Work to complete: Can you reproduce the listing below word for word, with no changes, and leave the picture out of your answer?

┄┄┄┄┄┄┄┄┄┄┄┄┄┄┄┄┄┄┄┄

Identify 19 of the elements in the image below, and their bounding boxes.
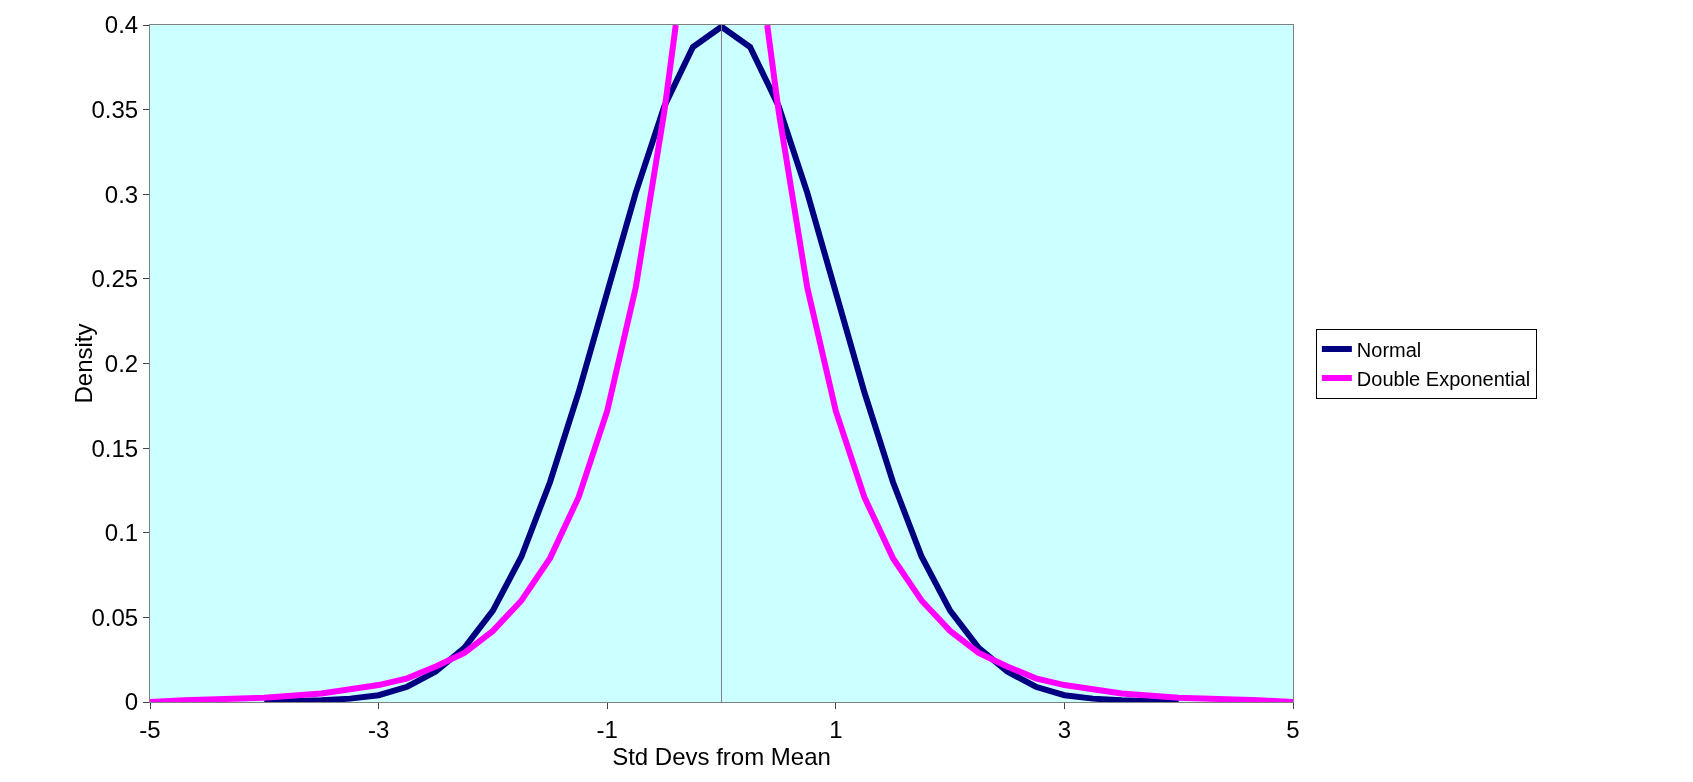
- x-tick-label: -1: [596, 715, 618, 743]
- y-tick-label: 0.15: [91, 434, 139, 462]
- x-tick-label: -3: [367, 715, 390, 743]
- x-tick-label: -5: [139, 715, 161, 743]
- y-tick-label: 0.25: [91, 265, 139, 293]
- x-tick-label: 3: [1057, 715, 1072, 743]
- y-tick-label: 0.1: [104, 519, 139, 547]
- y-tick-label: 0: [124, 688, 139, 716]
- y-tick-label: 0.35: [91, 96, 139, 124]
- y-tick-label: 0.4: [104, 11, 139, 39]
- x-tick-label: 5: [1286, 715, 1300, 743]
- legend-label: Double Exponential: [1356, 367, 1531, 390]
- y-tick-label: 0.2: [104, 349, 139, 377]
- y-tick-label: 0.3: [104, 180, 139, 208]
- y-tick-label: 0.05: [91, 603, 139, 631]
- y-axis-title: Density: [70, 323, 97, 404]
- x-axis-title: Std Devs from Mean: [612, 742, 831, 770]
- legend-label: Normal: [1356, 338, 1422, 361]
- x-tick-label: 1: [829, 715, 843, 743]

┄┄┄┄┄┄┄┄┄┄┄┄┄┄┄┄┄┄┄┄

Result of the exercise:
Identify 19 of the elements in the image below, and their bounding boxes.
- x-tick-label: -1: [596, 715, 618, 743]
- y-tick-label: 0.15: [91, 434, 139, 462]
- x-tick-label: -3: [367, 715, 390, 743]
- x-tick-label: -5: [139, 715, 161, 743]
- y-tick-label: 0.25: [91, 265, 139, 293]
- x-tick-label: 3: [1057, 715, 1072, 743]
- y-tick-label: 0.1: [104, 519, 139, 547]
- y-tick-label: 0: [124, 688, 139, 716]
- y-tick-label: 0.35: [91, 96, 139, 124]
- y-tick-label: 0.4: [104, 11, 139, 39]
- x-tick-label: 5: [1286, 715, 1300, 743]
- legend-label: Double Exponential: [1356, 367, 1531, 390]
- y-tick-label: 0.2: [104, 349, 139, 377]
- y-tick-label: 0.3: [104, 180, 139, 208]
- y-tick-label: 0.05: [91, 603, 139, 631]
- y-axis-title: Density: [70, 323, 97, 404]
- x-axis-title: Std Devs from Mean: [612, 742, 831, 770]
- legend-label: Normal: [1356, 338, 1422, 361]
- x-tick-label: 1: [829, 715, 843, 743]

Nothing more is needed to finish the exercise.